Requirements ->
Pictures do not belong in the copy, so please give every entry below again exactly.

Source records
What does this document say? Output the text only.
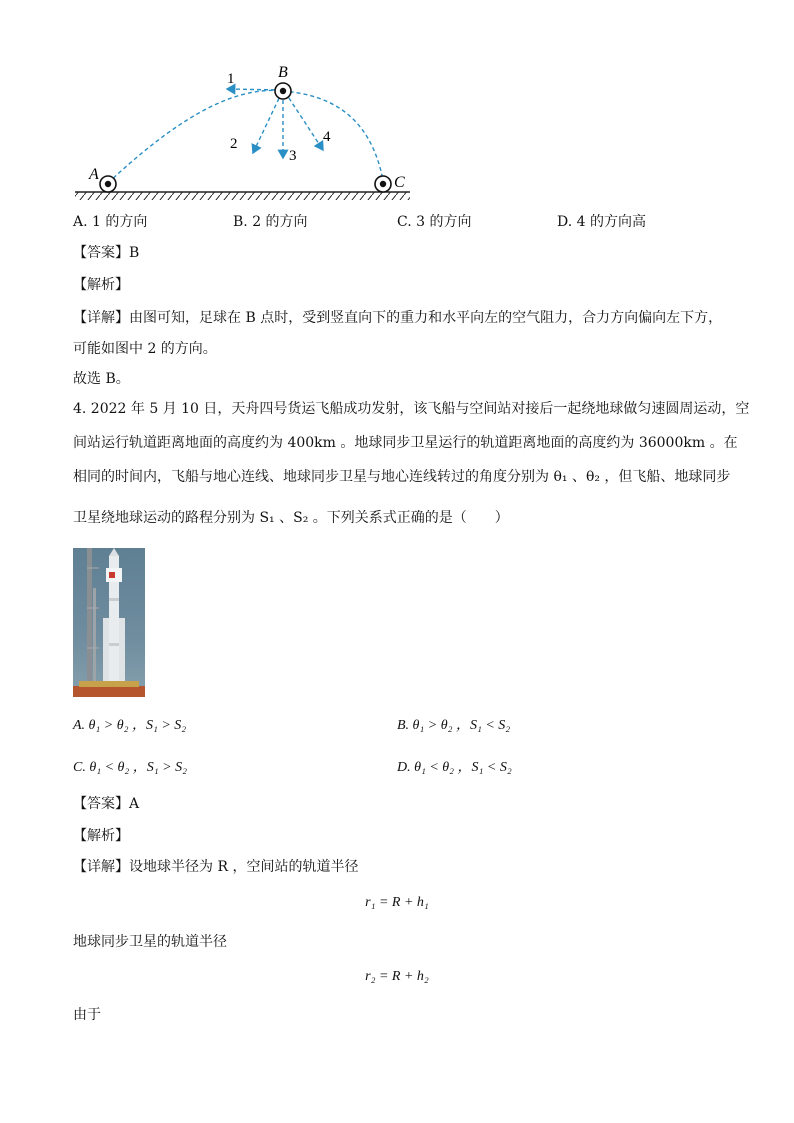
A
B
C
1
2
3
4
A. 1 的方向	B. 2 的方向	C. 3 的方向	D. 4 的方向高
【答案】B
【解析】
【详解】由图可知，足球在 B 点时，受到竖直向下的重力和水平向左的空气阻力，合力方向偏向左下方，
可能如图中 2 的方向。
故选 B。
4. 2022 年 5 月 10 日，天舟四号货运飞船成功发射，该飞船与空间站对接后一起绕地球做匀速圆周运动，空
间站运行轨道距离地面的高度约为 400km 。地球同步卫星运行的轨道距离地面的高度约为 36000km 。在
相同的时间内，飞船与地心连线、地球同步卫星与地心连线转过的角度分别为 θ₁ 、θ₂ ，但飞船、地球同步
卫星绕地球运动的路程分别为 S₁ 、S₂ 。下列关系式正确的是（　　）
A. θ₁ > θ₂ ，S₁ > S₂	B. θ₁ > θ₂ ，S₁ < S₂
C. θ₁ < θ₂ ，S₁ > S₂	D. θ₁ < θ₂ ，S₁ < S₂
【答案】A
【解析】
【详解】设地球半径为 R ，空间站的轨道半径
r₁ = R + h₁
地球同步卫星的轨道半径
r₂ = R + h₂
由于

Final result ->
What does this document say? Output the text only.
A
B
C
1
2
3
4
A. 1 的方向	B. 2 的方向	C. 3 的方向	D. 4 的方向高
【答案】B
【解析】
【详解】由图可知，足球在 B 点时，受到竖直向下的重力和水平向左的空气阻力，合力方向偏向左下方，
可能如图中 2 的方向。
故选 B。
4. 2022 年 5 月 10 日，天舟四号货运飞船成功发射，该飞船与空间站对接后一起绕地球做匀速圆周运动，空
间站运行轨道距离地面的高度约为 400km 。地球同步卫星运行的轨道距离地面的高度约为 36000km 。在
相同的时间内，飞船与地心连线、地球同步卫星与地心连线转过的角度分别为 θ₁ 、θ₂ ，但飞船、地球同步
卫星绕地球运动的路程分别为 S₁ 、S₂ 。下列关系式正确的是（　　）
A. θ₁ > θ₂ ，S₁ > S₂	B. θ₁ > θ₂ ，S₁ < S₂
C. θ₁ < θ₂ ，S₁ > S₂	D. θ₁ < θ₂ ，S₁ < S₂
【答案】A
【解析】
【详解】设地球半径为 R ，空间站的轨道半径
r₁ = R + h₁
地球同步卫星的轨道半径
r₂ = R + h₂
由于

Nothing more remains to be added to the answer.